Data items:

>> Begin

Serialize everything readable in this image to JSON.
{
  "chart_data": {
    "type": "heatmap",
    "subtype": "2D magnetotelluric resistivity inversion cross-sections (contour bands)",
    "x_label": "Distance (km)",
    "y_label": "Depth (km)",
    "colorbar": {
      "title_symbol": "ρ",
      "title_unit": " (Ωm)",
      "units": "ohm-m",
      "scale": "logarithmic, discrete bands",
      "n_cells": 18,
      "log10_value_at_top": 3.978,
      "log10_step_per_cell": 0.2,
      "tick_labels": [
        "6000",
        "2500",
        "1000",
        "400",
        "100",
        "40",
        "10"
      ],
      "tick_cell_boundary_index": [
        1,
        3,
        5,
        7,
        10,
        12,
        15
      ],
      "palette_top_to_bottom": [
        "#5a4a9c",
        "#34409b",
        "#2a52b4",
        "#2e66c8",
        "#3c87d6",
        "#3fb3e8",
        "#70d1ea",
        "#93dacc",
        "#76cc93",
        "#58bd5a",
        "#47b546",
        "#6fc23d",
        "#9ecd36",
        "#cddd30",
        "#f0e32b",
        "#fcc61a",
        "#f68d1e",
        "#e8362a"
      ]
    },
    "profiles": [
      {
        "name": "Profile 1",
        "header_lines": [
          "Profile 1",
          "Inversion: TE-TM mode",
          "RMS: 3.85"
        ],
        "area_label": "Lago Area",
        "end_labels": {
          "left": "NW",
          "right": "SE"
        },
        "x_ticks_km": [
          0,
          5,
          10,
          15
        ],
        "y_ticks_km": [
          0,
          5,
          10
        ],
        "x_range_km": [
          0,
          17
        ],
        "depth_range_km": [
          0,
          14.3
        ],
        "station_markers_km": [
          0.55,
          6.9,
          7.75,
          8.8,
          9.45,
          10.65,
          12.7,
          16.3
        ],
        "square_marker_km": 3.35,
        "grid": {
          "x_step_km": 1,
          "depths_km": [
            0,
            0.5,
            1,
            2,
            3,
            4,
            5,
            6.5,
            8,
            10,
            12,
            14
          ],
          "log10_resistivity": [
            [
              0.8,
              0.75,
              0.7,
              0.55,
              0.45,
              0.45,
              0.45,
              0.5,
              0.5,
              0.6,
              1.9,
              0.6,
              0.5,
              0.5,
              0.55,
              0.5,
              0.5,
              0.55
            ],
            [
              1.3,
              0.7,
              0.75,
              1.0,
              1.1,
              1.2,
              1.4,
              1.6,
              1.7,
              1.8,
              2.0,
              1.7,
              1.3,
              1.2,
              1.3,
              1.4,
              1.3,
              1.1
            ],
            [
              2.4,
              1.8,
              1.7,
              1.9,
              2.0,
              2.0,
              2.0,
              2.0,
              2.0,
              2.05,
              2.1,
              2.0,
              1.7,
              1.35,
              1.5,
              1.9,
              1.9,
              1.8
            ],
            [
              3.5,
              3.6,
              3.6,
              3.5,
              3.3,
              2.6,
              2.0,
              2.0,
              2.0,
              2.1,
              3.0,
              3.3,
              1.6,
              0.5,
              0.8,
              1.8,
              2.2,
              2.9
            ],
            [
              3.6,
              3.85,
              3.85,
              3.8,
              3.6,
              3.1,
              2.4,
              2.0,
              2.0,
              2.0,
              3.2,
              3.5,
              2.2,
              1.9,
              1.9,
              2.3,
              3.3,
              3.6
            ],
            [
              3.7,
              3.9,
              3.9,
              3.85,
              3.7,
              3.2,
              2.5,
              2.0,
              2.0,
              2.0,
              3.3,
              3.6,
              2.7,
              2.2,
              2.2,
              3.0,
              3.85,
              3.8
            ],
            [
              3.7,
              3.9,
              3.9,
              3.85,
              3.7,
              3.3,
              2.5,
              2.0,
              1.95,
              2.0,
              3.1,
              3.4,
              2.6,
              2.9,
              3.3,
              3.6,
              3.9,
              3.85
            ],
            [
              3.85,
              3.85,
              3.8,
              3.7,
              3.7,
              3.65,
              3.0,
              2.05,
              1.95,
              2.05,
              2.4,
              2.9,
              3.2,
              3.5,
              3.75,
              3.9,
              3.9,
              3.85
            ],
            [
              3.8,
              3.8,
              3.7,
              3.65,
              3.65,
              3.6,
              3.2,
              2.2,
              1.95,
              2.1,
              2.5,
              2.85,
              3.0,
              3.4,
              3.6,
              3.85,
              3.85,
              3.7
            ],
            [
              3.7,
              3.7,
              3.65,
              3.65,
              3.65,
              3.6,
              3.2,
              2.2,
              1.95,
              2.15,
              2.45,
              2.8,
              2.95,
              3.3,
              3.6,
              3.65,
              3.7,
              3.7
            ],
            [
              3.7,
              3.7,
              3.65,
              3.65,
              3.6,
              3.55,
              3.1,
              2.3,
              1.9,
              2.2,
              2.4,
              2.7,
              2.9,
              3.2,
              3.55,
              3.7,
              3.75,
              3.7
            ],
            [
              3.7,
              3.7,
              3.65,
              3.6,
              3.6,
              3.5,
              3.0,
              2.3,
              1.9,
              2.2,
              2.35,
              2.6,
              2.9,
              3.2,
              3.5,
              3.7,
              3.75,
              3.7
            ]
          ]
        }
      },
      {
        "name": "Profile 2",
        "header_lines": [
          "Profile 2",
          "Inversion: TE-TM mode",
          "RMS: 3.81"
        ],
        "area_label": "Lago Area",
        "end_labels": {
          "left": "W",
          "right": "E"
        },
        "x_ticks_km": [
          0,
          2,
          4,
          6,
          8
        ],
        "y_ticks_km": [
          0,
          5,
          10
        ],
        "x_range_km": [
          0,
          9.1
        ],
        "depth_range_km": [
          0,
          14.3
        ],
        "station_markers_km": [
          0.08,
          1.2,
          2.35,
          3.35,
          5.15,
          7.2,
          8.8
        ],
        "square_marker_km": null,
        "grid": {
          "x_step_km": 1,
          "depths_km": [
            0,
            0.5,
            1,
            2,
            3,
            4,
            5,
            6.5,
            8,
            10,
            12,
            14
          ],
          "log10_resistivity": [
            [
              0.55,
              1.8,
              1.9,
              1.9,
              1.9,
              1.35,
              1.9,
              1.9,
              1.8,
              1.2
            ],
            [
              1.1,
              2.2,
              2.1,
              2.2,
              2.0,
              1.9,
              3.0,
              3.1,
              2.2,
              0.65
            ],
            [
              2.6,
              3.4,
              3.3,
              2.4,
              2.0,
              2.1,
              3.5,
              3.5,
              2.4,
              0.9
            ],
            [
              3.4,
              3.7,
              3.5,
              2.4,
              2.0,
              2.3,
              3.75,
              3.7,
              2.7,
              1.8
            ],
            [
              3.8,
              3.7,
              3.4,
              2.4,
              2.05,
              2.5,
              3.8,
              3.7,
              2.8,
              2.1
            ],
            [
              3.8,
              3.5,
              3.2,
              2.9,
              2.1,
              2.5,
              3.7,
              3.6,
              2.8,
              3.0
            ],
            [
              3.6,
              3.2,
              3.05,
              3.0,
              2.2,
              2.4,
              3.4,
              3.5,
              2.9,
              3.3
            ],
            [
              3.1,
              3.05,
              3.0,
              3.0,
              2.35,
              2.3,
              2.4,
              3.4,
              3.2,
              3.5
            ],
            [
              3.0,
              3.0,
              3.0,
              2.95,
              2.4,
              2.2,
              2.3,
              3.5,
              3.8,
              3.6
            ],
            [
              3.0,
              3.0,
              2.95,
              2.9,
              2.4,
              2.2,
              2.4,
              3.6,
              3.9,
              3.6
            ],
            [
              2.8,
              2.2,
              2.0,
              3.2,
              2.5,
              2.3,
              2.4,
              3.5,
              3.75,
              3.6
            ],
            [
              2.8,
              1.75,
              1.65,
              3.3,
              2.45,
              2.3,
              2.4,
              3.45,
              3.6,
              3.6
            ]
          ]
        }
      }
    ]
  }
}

>> End

» Request
Reproduce every line of the data verbatim.

» The solution
Serialize everything readable in this image to JSON.
{
  "chart_data": {
    "type": "heatmap",
    "subtype": "2D magnetotelluric resistivity inversion cross-sections (contour bands)",
    "x_label": "Distance (km)",
    "y_label": "Depth (km)",
    "colorbar": {
      "title_symbol": "ρ",
      "title_unit": " (Ωm)",
      "units": "ohm-m",
      "scale": "logarithmic, discrete bands",
      "n_cells": 18,
      "log10_value_at_top": 3.978,
      "log10_step_per_cell": 0.2,
      "tick_labels": [
        "6000",
        "2500",
        "1000",
        "400",
        "100",
        "40",
        "10"
      ],
      "tick_cell_boundary_index": [
        1,
        3,
        5,
        7,
        10,
        12,
        15
      ],
      "palette_top_to_bottom": [
        "#5a4a9c",
        "#34409b",
        "#2a52b4",
        "#2e66c8",
        "#3c87d6",
        "#3fb3e8",
        "#70d1ea",
        "#93dacc",
        "#76cc93",
        "#58bd5a",
        "#47b546",
        "#6fc23d",
        "#9ecd36",
        "#cddd30",
        "#f0e32b",
        "#fcc61a",
        "#f68d1e",
        "#e8362a"
      ]
    },
    "profiles": [
      {
        "name": "Profile 1",
        "header_lines": [
          "Profile 1",
          "Inversion: TE-TM mode",
          "RMS: 3.85"
        ],
        "area_label": "Lago Area",
        "end_labels": {
          "left": "NW",
          "right": "SE"
        },
        "x_ticks_km": [
          0,
          5,
          10,
          15
        ],
        "y_ticks_km": [
          0,
          5,
          10
        ],
        "x_range_km": [
          0,
          17
        ],
        "depth_range_km": [
          0,
          14.3
        ],
        "station_markers_km": [
          0.55,
          6.9,
          7.75,
          8.8,
          9.45,
          10.65,
          12.7,
          16.3
        ],
        "square_marker_km": 3.35,
        "grid": {
          "x_step_km": 1,
          "depths_km": [
            0,
            0.5,
            1,
            2,
            3,
            4,
            5,
            6.5,
            8,
            10,
            12,
            14
          ],
          "log10_resistivity": [
            [
              0.8,
              0.75,
              0.7,
              0.55,
              0.45,
              0.45,
              0.45,
              0.5,
              0.5,
              0.6,
              1.9,
              0.6,
              0.5,
              0.5,
              0.55,
              0.5,
              0.5,
              0.55
            ],
            [
              1.3,
              0.7,
              0.75,
              1.0,
              1.1,
              1.2,
              1.4,
              1.6,
              1.7,
              1.8,
              2.0,
              1.7,
              1.3,
              1.2,
              1.3,
              1.4,
              1.3,
              1.1
            ],
            [
              2.4,
              1.8,
              1.7,
              1.9,
              2.0,
              2.0,
              2.0,
              2.0,
              2.0,
              2.05,
              2.1,
              2.0,
              1.7,
              1.35,
              1.5,
              1.9,
              1.9,
              1.8
            ],
            [
              3.5,
              3.6,
              3.6,
              3.5,
              3.3,
              2.6,
              2.0,
              2.0,
              2.0,
              2.1,
              3.0,
              3.3,
              1.6,
              0.5,
              0.8,
              1.8,
              2.2,
              2.9
            ],
            [
              3.6,
              3.85,
              3.85,
              3.8,
              3.6,
              3.1,
              2.4,
              2.0,
              2.0,
              2.0,
              3.2,
              3.5,
              2.2,
              1.9,
              1.9,
              2.3,
              3.3,
              3.6
            ],
            [
              3.7,
              3.9,
              3.9,
              3.85,
              3.7,
              3.2,
              2.5,
              2.0,
              2.0,
              2.0,
              3.3,
              3.6,
              2.7,
              2.2,
              2.2,
              3.0,
              3.85,
              3.8
            ],
            [
              3.7,
              3.9,
              3.9,
              3.85,
              3.7,
              3.3,
              2.5,
              2.0,
              1.95,
              2.0,
              3.1,
              3.4,
              2.6,
              2.9,
              3.3,
              3.6,
              3.9,
              3.85
            ],
            [
              3.85,
              3.85,
              3.8,
              3.7,
              3.7,
              3.65,
              3.0,
              2.05,
              1.95,
              2.05,
              2.4,
              2.9,
              3.2,
              3.5,
              3.75,
              3.9,
              3.9,
              3.85
            ],
            [
              3.8,
              3.8,
              3.7,
              3.65,
              3.65,
              3.6,
              3.2,
              2.2,
              1.95,
              2.1,
              2.5,
              2.85,
              3.0,
              3.4,
              3.6,
              3.85,
              3.85,
              3.7
            ],
            [
              3.7,
              3.7,
              3.65,
              3.65,
              3.65,
              3.6,
              3.2,
              2.2,
              1.95,
              2.15,
              2.45,
              2.8,
              2.95,
              3.3,
              3.6,
              3.65,
              3.7,
              3.7
            ],
            [
              3.7,
              3.7,
              3.65,
              3.65,
              3.6,
              3.55,
              3.1,
              2.3,
              1.9,
              2.2,
              2.4,
              2.7,
              2.9,
              3.2,
              3.55,
              3.7,
              3.75,
              3.7
            ],
            [
              3.7,
              3.7,
              3.65,
              3.6,
              3.6,
              3.5,
              3.0,
              2.3,
              1.9,
              2.2,
              2.35,
              2.6,
              2.9,
              3.2,
              3.5,
              3.7,
              3.75,
              3.7
            ]
          ]
        }
      },
      {
        "name": "Profile 2",
        "header_lines": [
          "Profile 2",
          "Inversion: TE-TM mode",
          "RMS: 3.81"
        ],
        "area_label": "Lago Area",
        "end_labels": {
          "left": "W",
          "right": "E"
        },
        "x_ticks_km": [
          0,
          2,
          4,
          6,
          8
        ],
        "y_ticks_km": [
          0,
          5,
          10
        ],
        "x_range_km": [
          0,
          9.1
        ],
        "depth_range_km": [
          0,
          14.3
        ],
        "station_markers_km": [
          0.08,
          1.2,
          2.35,
          3.35,
          5.15,
          7.2,
          8.8
        ],
        "square_marker_km": null,
        "grid": {
          "x_step_km": 1,
          "depths_km": [
            0,
            0.5,
            1,
            2,
            3,
            4,
            5,
            6.5,
            8,
            10,
            12,
            14
          ],
          "log10_resistivity": [
            [
              0.55,
              1.8,
              1.9,
              1.9,
              1.9,
              1.35,
              1.9,
              1.9,
              1.8,
              1.2
            ],
            [
              1.1,
              2.2,
              2.1,
              2.2,
              2.0,
              1.9,
              3.0,
              3.1,
              2.2,
              0.65
            ],
            [
              2.6,
              3.4,
              3.3,
              2.4,
              2.0,
              2.1,
              3.5,
              3.5,
              2.4,
              0.9
            ],
            [
              3.4,
              3.7,
              3.5,
              2.4,
              2.0,
              2.3,
              3.75,
              3.7,
              2.7,
              1.8
            ],
            [
              3.8,
              3.7,
              3.4,
              2.4,
              2.05,
              2.5,
              3.8,
              3.7,
              2.8,
              2.1
            ],
            [
              3.8,
              3.5,
              3.2,
              2.9,
              2.1,
              2.5,
              3.7,
              3.6,
              2.8,
              3.0
            ],
            [
              3.6,
              3.2,
              3.05,
              3.0,
              2.2,
              2.4,
              3.4,
              3.5,
              2.9,
              3.3
            ],
            [
              3.1,
              3.05,
              3.0,
              3.0,
              2.35,
              2.3,
              2.4,
              3.4,
              3.2,
              3.5
            ],
            [
              3.0,
              3.0,
              3.0,
              2.95,
              2.4,
              2.2,
              2.3,
              3.5,
              3.8,
              3.6
            ],
            [
              3.0,
              3.0,
              2.95,
              2.9,
              2.4,
              2.2,
              2.4,
              3.6,
              3.9,
              3.6
            ],
            [
              2.8,
              2.2,
              2.0,
              3.2,
              2.5,
              2.3,
              2.4,
              3.5,
              3.75,
              3.6
            ],
            [
              2.8,
              1.75,
              1.65,
              3.3,
              2.45,
              2.3,
              2.4,
              3.45,
              3.6,
              3.6
            ]
          ]
        }
      }
    ]
  }
}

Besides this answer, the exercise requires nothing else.